### WHAT THE EXERCISE ASKS
Narrow the data below down to the lines containing "Payva".

### Stored data entries
*****
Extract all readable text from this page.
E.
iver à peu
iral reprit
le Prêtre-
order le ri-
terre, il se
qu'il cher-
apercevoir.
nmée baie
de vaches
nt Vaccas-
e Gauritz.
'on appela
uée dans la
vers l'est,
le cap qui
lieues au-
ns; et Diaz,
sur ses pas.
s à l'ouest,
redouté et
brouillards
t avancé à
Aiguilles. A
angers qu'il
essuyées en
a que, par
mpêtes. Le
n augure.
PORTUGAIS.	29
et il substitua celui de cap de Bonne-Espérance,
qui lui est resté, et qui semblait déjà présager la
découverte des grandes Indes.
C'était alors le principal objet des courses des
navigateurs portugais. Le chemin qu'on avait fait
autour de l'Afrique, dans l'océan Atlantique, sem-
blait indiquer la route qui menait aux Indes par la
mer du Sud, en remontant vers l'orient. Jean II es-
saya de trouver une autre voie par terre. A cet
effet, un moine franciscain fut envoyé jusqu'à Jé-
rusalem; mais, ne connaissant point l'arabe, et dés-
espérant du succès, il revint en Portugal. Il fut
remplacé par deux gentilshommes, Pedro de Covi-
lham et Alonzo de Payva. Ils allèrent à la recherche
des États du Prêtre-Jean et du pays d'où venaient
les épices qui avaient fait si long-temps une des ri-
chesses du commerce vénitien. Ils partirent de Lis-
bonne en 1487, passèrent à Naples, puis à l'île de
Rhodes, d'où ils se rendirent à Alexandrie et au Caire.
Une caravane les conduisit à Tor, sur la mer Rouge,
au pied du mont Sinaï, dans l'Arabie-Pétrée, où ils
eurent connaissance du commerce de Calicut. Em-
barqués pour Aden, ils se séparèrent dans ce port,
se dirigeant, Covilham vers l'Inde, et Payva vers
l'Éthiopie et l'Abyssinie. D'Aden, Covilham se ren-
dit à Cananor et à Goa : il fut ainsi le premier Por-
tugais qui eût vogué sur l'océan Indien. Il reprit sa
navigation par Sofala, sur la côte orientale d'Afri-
*****
### FULL OUTPUT
lham et Alonzo de Payva. Ils allèrent à la recherche
se dirigeant, Covilham vers l'Inde, et Payva vers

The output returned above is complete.